Stored dataset items:

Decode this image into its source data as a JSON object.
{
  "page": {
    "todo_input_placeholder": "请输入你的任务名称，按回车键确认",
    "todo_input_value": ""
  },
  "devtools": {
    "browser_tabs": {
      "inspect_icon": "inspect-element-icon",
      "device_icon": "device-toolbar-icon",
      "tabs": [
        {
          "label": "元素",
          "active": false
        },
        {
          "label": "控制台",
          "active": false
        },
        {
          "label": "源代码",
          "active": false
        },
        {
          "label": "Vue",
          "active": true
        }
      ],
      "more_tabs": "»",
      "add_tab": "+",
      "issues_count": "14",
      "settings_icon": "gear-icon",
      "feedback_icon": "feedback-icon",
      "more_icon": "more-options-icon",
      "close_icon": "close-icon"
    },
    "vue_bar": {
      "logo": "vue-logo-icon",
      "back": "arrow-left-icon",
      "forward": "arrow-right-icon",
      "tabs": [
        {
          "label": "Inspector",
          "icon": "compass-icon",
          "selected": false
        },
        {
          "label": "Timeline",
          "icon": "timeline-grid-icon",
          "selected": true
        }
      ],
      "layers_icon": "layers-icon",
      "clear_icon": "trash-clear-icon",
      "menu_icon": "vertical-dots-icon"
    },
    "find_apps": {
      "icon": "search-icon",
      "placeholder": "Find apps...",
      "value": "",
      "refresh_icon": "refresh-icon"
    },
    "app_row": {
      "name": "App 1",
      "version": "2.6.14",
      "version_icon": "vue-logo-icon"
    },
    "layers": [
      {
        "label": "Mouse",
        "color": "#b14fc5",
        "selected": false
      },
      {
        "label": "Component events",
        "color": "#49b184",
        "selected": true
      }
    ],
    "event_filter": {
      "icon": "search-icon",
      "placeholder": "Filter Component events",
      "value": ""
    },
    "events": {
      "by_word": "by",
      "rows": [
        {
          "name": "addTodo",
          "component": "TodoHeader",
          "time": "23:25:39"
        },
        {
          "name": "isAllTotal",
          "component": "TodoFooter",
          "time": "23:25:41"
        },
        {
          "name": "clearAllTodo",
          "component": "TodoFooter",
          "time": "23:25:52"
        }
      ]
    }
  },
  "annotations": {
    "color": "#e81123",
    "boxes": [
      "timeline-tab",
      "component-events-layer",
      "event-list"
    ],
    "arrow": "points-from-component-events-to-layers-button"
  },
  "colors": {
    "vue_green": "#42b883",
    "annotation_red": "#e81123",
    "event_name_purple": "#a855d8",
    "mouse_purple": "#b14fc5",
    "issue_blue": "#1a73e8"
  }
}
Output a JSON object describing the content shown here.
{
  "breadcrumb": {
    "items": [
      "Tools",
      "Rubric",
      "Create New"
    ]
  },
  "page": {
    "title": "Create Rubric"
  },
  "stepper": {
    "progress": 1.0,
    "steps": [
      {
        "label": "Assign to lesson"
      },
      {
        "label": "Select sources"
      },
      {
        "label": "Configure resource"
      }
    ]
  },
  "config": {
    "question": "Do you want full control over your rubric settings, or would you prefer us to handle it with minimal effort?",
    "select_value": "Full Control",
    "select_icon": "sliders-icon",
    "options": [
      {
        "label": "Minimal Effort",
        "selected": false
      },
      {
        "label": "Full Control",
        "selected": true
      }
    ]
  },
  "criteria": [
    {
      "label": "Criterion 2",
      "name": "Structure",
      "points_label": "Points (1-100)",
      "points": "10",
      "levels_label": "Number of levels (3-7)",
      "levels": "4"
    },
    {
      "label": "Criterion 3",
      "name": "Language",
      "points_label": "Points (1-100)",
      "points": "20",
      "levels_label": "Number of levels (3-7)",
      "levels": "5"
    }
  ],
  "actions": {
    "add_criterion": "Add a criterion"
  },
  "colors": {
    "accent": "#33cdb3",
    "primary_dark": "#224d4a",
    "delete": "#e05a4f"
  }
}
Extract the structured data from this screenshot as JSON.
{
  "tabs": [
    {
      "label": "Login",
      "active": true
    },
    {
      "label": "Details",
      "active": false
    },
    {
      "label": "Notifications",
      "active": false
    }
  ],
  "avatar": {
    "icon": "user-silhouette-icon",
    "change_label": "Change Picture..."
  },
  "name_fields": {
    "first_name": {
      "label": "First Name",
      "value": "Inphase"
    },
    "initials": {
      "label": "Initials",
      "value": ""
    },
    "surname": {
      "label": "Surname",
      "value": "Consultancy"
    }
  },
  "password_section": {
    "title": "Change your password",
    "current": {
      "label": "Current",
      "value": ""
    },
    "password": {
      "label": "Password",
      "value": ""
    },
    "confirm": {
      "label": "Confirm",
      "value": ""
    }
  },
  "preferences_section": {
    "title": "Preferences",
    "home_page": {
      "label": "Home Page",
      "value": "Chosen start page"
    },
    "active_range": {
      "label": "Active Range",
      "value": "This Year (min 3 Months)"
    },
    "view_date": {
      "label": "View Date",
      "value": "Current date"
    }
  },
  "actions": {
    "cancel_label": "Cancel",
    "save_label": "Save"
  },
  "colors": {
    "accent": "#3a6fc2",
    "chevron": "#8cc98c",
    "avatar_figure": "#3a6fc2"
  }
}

Work to be completed » Transcribe every entry exactly, omitting nothing.

Task result »
Decode this image into its source data as a JSON object.
{
  "page": {
    "todo_input_placeholder": "请输入你的任务名称，按回车键确认",
    "todo_input_value": ""
  },
  "devtools": {
    "browser_tabs": {
      "inspect_icon": "inspect-element-icon",
      "device_icon": "device-toolbar-icon",
      "tabs": [
        {
          "label": "元素",
          "active": false
        },
        {
          "label": "控制台",
          "active": false
        },
        {
          "label": "源代码",
          "active": false
        },
        {
          "label": "Vue",
          "active": true
        }
      ],
      "more_tabs": "»",
      "add_tab": "+",
      "issues_count": "14",
      "settings_icon": "gear-icon",
      "feedback_icon": "feedback-icon",
      "more_icon": "more-options-icon",
      "close_icon": "close-icon"
    },
    "vue_bar": {
      "logo": "vue-logo-icon",
      "back": "arrow-left-icon",
      "forward": "arrow-right-icon",
      "tabs": [
        {
          "label": "Inspector",
          "icon": "compass-icon",
          "selected": false
        },
        {
          "label": "Timeline",
          "icon": "timeline-grid-icon",
          "selected": true
        }
      ],
      "layers_icon": "layers-icon",
      "clear_icon": "trash-clear-icon",
      "menu_icon": "vertical-dots-icon"
    },
    "find_apps": {
      "icon": "search-icon",
      "placeholder": "Find apps...",
      "value": "",
      "refresh_icon": "refresh-icon"
    },
    "app_row": {
      "name": "App 1",
      "version": "2.6.14",
      "version_icon": "vue-logo-icon"
    },
    "layers": [
      {
        "label": "Mouse",
        "color": "#b14fc5",
        "selected": false
      },
      {
        "label": "Component events",
        "color": "#49b184",
        "selected": true
      }
    ],
    "event_filter": {
      "icon": "search-icon",
      "placeholder": "Filter Component events",
      "value": ""
    },
    "events": {
      "by_word": "by",
      "rows": [
        {
          "name": "addTodo",
          "component": "TodoHeader",
          "time": "23:25:39"
        },
        {
          "name": "isAllTotal",
          "component": "TodoFooter",
          "time": "23:25:41"
        },
        {
          "name": "clearAllTodo",
          "component": "TodoFooter",
          "time": "23:25:52"
        }
      ]
    }
  },
  "annotations": {
    "color": "#e81123",
    "boxes": [
      "timeline-tab",
      "component-events-layer",
      "event-list"
    ],
    "arrow": "points-from-component-events-to-layers-button"
  },
  "colors": {
    "vue_green": "#42b883",
    "annotation_red": "#e81123",
    "event_name_purple": "#a855d8",
    "mouse_purple": "#b14fc5",
    "issue_blue": "#1a73e8"
  }
}
Output a JSON object describing the content shown here.
{
  "breadcrumb": {
    "items": [
      "Tools",
      "Rubric",
      "Create New"
    ]
  },
  "page": {
    "title": "Create Rubric"
  },
  "stepper": {
    "progress": 1.0,
    "steps": [
      {
        "label": "Assign to lesson"
      },
      {
        "label": "Select sources"
      },
      {
        "label": "Configure resource"
      }
    ]
  },
  "config": {
    "question": "Do you want full control over your rubric settings, or would you prefer us to handle it with minimal effort?",
    "select_value": "Full Control",
    "select_icon": "sliders-icon",
    "options": [
      {
        "label": "Minimal Effort",
        "selected": false
      },
      {
        "label": "Full Control",
        "selected": true
      }
    ]
  },
  "criteria": [
    {
      "label": "Criterion 2",
      "name": "Structure",
      "points_label": "Points (1-100)",
      "points": "10",
      "levels_label": "Number of levels (3-7)",
      "levels": "4"
    },
    {
      "label": "Criterion 3",
      "name": "Language",
      "points_label": "Points (1-100)",
      "points": "20",
      "levels_label": "Number of levels (3-7)",
      "levels": "5"
    }
  ],
  "actions": {
    "add_criterion": "Add a criterion"
  },
  "colors": {
    "accent": "#33cdb3",
    "primary_dark": "#224d4a",
    "delete": "#e05a4f"
  }
}
Extract the structured data from this screenshot as JSON.
{
  "tabs": [
    {
      "label": "Login",
      "active": true
    },
    {
      "label": "Details",
      "active": false
    },
    {
      "label": "Notifications",
      "active": false
    }
  ],
  "avatar": {
    "icon": "user-silhouette-icon",
    "change_label": "Change Picture..."
  },
  "name_fields": {
    "first_name": {
      "label": "First Name",
      "value": "Inphase"
    },
    "initials": {
      "label": "Initials",
      "value": ""
    },
    "surname": {
      "label": "Surname",
      "value": "Consultancy"
    }
  },
  "password_section": {
    "title": "Change your password",
    "current": {
      "label": "Current",
      "value": ""
    },
    "password": {
      "label": "Password",
      "value": ""
    },
    "confirm": {
      "label": "Confirm",
      "value": ""
    }
  },
  "preferences_section": {
    "title": "Preferences",
    "home_page": {
      "label": "Home Page",
      "value": "Chosen start page"
    },
    "active_range": {
      "label": "Active Range",
      "value": "This Year (min 3 Months)"
    },
    "view_date": {
      "label": "View Date",
      "value": "Current date"
    }
  },
  "actions": {
    "cancel_label": "Cancel",
    "save_label": "Save"
  },
  "colors": {
    "accent": "#3a6fc2",
    "chevron": "#8cc98c",
    "avatar_figure": "#3a6fc2"
  }
}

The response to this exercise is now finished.